= EXERCISE BRIEF =
Gather all lines in the entries that include the word "carries".

═════ SOURCE DATA ═════

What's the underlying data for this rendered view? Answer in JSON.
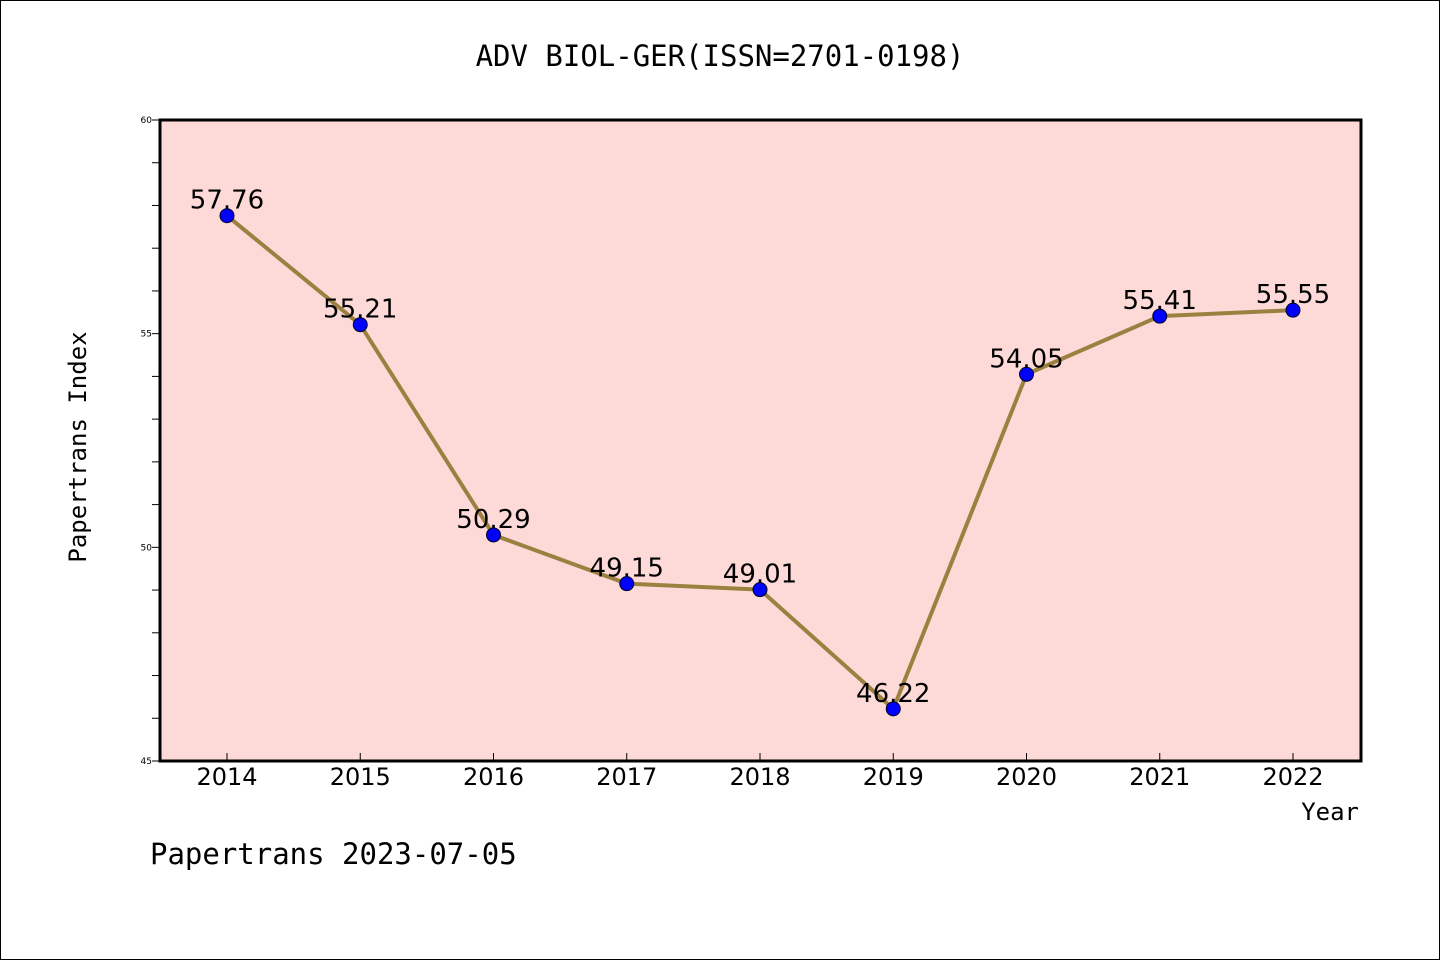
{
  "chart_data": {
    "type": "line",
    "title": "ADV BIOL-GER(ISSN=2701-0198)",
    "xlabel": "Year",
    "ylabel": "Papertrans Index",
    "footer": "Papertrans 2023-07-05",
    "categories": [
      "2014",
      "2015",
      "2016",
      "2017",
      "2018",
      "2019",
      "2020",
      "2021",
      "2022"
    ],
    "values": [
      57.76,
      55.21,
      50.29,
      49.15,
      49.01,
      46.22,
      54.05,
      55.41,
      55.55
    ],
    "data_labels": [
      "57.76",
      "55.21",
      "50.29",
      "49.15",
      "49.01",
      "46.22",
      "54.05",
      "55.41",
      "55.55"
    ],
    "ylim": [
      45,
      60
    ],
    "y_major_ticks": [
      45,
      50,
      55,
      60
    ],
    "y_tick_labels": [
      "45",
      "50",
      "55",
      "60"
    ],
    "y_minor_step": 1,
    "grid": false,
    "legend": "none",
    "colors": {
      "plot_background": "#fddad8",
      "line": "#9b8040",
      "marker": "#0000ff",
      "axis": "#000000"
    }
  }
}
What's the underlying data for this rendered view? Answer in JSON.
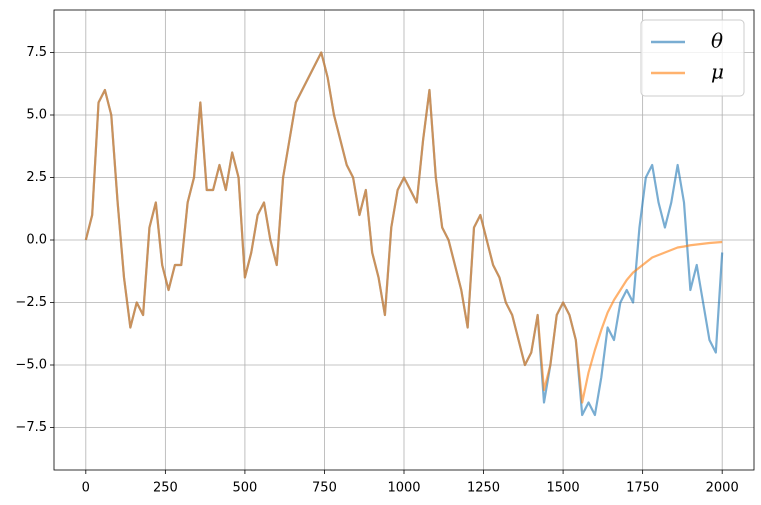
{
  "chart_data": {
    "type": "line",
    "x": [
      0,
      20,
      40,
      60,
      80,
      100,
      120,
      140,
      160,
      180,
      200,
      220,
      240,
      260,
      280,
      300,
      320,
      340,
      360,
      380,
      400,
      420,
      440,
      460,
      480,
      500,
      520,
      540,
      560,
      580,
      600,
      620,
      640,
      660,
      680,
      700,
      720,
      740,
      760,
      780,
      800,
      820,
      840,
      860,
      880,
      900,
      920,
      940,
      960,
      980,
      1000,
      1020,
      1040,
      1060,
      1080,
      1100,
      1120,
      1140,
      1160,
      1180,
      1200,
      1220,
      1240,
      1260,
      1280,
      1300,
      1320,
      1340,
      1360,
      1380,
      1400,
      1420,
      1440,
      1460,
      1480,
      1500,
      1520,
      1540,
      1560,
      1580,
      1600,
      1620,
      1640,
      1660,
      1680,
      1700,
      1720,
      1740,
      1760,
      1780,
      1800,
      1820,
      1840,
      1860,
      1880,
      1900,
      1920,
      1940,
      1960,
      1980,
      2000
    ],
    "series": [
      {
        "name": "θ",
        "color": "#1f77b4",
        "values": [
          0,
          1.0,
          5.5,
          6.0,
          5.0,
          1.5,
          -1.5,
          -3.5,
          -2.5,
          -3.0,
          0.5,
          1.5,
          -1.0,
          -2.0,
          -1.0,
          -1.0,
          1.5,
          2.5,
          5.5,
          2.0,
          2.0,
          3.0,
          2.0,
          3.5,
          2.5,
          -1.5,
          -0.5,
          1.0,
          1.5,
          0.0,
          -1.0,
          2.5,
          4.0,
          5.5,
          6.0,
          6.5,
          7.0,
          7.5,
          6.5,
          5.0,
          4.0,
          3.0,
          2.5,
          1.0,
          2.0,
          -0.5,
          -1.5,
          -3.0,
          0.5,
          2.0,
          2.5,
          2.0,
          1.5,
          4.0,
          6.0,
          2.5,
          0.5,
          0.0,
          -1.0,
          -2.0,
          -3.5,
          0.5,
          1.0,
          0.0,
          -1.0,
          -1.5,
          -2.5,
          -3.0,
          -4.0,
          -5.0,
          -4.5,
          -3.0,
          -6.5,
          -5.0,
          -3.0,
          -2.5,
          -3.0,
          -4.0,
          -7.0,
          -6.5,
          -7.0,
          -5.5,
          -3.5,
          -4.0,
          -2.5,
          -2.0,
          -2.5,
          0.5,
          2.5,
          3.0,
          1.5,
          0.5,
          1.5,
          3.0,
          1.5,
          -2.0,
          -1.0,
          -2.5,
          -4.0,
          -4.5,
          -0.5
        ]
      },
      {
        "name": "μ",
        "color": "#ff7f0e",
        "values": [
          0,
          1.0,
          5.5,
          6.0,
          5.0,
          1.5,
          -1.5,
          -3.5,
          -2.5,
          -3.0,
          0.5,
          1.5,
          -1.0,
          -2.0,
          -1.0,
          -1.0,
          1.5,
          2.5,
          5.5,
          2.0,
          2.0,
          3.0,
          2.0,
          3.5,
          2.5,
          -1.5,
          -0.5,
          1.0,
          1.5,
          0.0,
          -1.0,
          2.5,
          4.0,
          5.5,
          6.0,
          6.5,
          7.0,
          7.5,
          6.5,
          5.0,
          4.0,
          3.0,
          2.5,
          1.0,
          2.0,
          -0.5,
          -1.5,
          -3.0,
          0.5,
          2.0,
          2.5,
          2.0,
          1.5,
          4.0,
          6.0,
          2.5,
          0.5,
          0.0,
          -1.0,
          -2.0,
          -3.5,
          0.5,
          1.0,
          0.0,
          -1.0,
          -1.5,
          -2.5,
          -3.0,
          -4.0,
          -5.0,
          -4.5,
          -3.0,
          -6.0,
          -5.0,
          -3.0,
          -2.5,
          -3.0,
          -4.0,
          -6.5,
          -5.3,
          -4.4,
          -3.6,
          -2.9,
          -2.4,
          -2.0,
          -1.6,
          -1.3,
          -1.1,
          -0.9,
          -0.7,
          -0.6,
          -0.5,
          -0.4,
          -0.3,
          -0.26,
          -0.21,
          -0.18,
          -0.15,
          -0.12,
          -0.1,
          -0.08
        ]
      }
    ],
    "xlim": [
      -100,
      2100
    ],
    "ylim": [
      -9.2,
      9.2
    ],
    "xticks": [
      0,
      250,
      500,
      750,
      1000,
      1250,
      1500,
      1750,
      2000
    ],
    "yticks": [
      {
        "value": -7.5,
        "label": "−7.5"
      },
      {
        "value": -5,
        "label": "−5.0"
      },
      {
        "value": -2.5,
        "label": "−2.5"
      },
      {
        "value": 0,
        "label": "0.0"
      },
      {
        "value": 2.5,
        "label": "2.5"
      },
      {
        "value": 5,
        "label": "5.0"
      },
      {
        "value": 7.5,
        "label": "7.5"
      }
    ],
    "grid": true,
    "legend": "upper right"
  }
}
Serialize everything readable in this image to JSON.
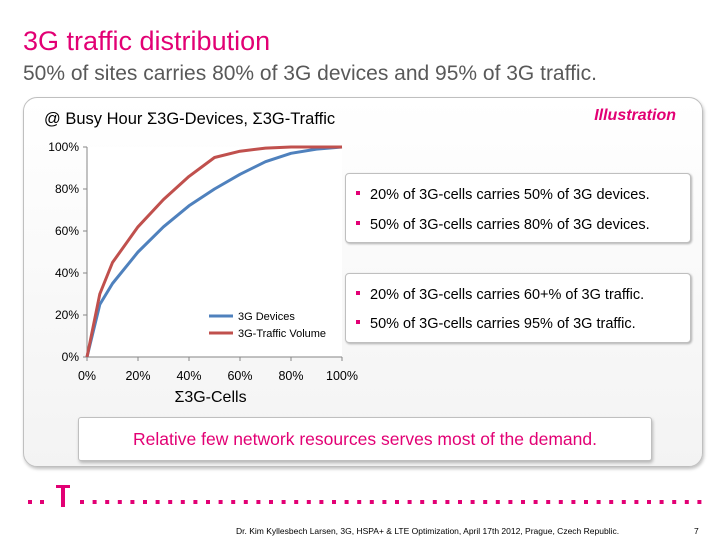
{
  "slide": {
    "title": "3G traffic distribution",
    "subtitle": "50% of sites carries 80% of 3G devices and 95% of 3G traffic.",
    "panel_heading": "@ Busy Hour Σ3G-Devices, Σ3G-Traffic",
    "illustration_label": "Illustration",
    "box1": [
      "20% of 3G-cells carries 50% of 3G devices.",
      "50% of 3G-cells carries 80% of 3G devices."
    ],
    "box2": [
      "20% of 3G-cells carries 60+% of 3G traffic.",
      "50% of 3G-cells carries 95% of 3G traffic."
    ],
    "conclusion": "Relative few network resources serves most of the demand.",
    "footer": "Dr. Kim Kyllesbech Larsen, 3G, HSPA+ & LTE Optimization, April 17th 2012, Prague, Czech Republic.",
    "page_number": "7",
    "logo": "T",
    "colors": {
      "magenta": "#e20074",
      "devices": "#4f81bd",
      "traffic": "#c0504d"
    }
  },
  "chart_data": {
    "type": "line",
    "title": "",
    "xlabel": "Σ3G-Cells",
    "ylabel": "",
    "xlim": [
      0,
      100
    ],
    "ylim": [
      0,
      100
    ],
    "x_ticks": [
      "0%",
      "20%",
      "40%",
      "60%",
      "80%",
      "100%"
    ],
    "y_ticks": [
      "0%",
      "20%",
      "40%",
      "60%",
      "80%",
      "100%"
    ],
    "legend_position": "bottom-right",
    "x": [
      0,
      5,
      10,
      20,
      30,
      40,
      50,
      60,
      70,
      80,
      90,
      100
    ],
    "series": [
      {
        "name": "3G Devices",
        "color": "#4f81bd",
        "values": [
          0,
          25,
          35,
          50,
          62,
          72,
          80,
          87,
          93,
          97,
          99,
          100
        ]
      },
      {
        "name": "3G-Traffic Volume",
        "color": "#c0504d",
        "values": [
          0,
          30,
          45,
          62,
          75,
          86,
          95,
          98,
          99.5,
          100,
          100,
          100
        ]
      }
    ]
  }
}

═════

= EXERCISE ANSWER =
    "subtitle": "50% of sites carries 80% of 3G devices and 95% of 3G traffic.",
      "20% of 3G-cells carries 50% of 3G devices.",
      "50% of 3G-cells carries 80% of 3G devices."
      "20% of 3G-cells carries 60+% of 3G traffic.",
      "50% of 3G-cells carries 95% of 3G traffic."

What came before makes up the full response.